PROMPT: Reproduce the entries word for word, and omit any picture you find in them.

INPUT FOR THIS TASK:
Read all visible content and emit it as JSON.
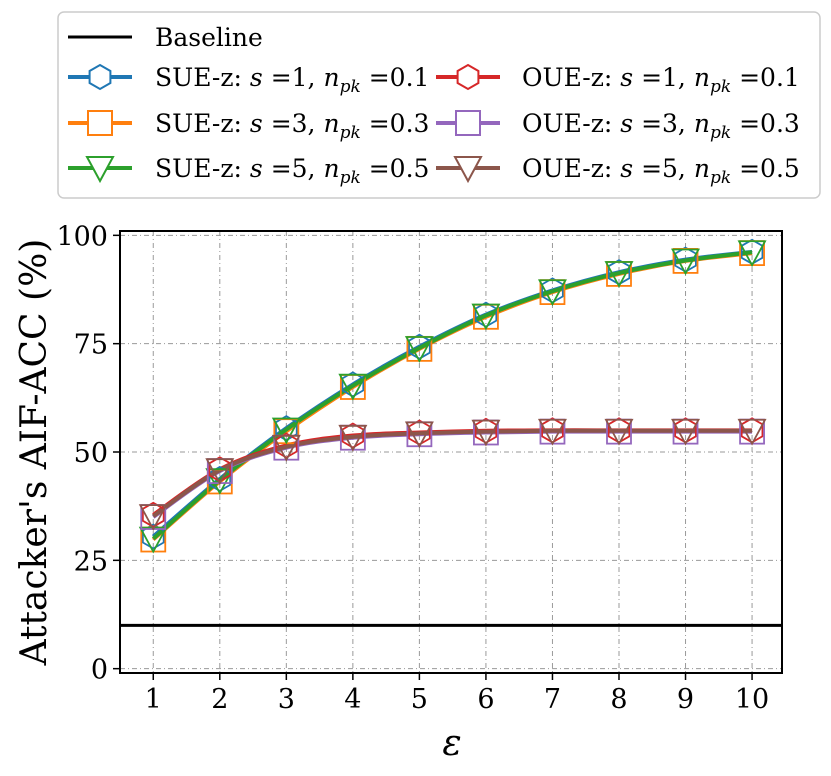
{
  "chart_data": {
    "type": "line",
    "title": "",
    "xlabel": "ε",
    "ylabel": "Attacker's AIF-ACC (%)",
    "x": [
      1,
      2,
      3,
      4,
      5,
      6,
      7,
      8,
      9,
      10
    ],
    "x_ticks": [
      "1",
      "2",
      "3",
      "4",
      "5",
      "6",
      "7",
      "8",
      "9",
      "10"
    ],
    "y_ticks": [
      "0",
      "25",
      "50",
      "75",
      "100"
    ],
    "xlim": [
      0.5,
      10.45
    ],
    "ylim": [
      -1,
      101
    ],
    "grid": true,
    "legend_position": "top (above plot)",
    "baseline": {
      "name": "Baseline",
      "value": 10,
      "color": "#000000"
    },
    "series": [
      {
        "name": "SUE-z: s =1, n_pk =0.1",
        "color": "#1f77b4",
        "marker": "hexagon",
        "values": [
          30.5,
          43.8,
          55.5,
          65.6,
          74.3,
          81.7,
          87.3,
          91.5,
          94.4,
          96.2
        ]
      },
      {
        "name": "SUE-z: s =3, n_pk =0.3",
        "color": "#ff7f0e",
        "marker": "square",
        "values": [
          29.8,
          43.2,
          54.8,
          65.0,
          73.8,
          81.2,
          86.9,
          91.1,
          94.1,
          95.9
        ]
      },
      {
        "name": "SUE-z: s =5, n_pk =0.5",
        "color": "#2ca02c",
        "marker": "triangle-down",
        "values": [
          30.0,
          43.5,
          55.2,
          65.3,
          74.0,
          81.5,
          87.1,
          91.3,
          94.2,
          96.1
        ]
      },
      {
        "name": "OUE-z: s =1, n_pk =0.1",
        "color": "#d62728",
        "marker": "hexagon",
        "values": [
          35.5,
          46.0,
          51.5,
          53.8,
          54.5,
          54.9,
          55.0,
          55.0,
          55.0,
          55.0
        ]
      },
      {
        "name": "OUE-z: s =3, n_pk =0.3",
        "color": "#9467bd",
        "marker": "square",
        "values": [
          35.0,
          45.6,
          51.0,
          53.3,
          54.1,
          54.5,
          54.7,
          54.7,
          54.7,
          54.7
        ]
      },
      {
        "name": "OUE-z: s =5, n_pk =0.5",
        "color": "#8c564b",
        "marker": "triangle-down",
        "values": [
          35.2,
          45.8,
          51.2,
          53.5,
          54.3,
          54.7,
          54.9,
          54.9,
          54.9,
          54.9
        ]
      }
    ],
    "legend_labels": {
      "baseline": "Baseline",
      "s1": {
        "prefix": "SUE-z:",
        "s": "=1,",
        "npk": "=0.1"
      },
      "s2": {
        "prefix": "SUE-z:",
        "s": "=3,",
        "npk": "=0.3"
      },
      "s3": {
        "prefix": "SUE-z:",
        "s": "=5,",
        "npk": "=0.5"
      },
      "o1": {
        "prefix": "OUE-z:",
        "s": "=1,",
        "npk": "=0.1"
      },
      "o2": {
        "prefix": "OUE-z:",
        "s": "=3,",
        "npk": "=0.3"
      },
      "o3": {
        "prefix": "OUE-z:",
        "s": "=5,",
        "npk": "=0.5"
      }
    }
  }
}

SOLUTION FOR THIS EXERCISE:
Read all visible content and emit it as JSON.
{
  "chart_data": {
    "type": "line",
    "title": "",
    "xlabel": "ε",
    "ylabel": "Attacker's AIF-ACC (%)",
    "x": [
      1,
      2,
      3,
      4,
      5,
      6,
      7,
      8,
      9,
      10
    ],
    "x_ticks": [
      "1",
      "2",
      "3",
      "4",
      "5",
      "6",
      "7",
      "8",
      "9",
      "10"
    ],
    "y_ticks": [
      "0",
      "25",
      "50",
      "75",
      "100"
    ],
    "xlim": [
      0.5,
      10.45
    ],
    "ylim": [
      -1,
      101
    ],
    "grid": true,
    "legend_position": "top (above plot)",
    "baseline": {
      "name": "Baseline",
      "value": 10,
      "color": "#000000"
    },
    "series": [
      {
        "name": "SUE-z: s =1, n_pk =0.1",
        "color": "#1f77b4",
        "marker": "hexagon",
        "values": [
          30.5,
          43.8,
          55.5,
          65.6,
          74.3,
          81.7,
          87.3,
          91.5,
          94.4,
          96.2
        ]
      },
      {
        "name": "SUE-z: s =3, n_pk =0.3",
        "color": "#ff7f0e",
        "marker": "square",
        "values": [
          29.8,
          43.2,
          54.8,
          65.0,
          73.8,
          81.2,
          86.9,
          91.1,
          94.1,
          95.9
        ]
      },
      {
        "name": "SUE-z: s =5, n_pk =0.5",
        "color": "#2ca02c",
        "marker": "triangle-down",
        "values": [
          30.0,
          43.5,
          55.2,
          65.3,
          74.0,
          81.5,
          87.1,
          91.3,
          94.2,
          96.1
        ]
      },
      {
        "name": "OUE-z: s =1, n_pk =0.1",
        "color": "#d62728",
        "marker": "hexagon",
        "values": [
          35.5,
          46.0,
          51.5,
          53.8,
          54.5,
          54.9,
          55.0,
          55.0,
          55.0,
          55.0
        ]
      },
      {
        "name": "OUE-z: s =3, n_pk =0.3",
        "color": "#9467bd",
        "marker": "square",
        "values": [
          35.0,
          45.6,
          51.0,
          53.3,
          54.1,
          54.5,
          54.7,
          54.7,
          54.7,
          54.7
        ]
      },
      {
        "name": "OUE-z: s =5, n_pk =0.5",
        "color": "#8c564b",
        "marker": "triangle-down",
        "values": [
          35.2,
          45.8,
          51.2,
          53.5,
          54.3,
          54.7,
          54.9,
          54.9,
          54.9,
          54.9
        ]
      }
    ],
    "legend_labels": {
      "baseline": "Baseline",
      "s1": {
        "prefix": "SUE-z:",
        "s": "=1,",
        "npk": "=0.1"
      },
      "s2": {
        "prefix": "SUE-z:",
        "s": "=3,",
        "npk": "=0.3"
      },
      "s3": {
        "prefix": "SUE-z:",
        "s": "=5,",
        "npk": "=0.5"
      },
      "o1": {
        "prefix": "OUE-z:",
        "s": "=1,",
        "npk": "=0.1"
      },
      "o2": {
        "prefix": "OUE-z:",
        "s": "=3,",
        "npk": "=0.3"
      },
      "o3": {
        "prefix": "OUE-z:",
        "s": "=5,",
        "npk": "=0.5"
      }
    }
  }
}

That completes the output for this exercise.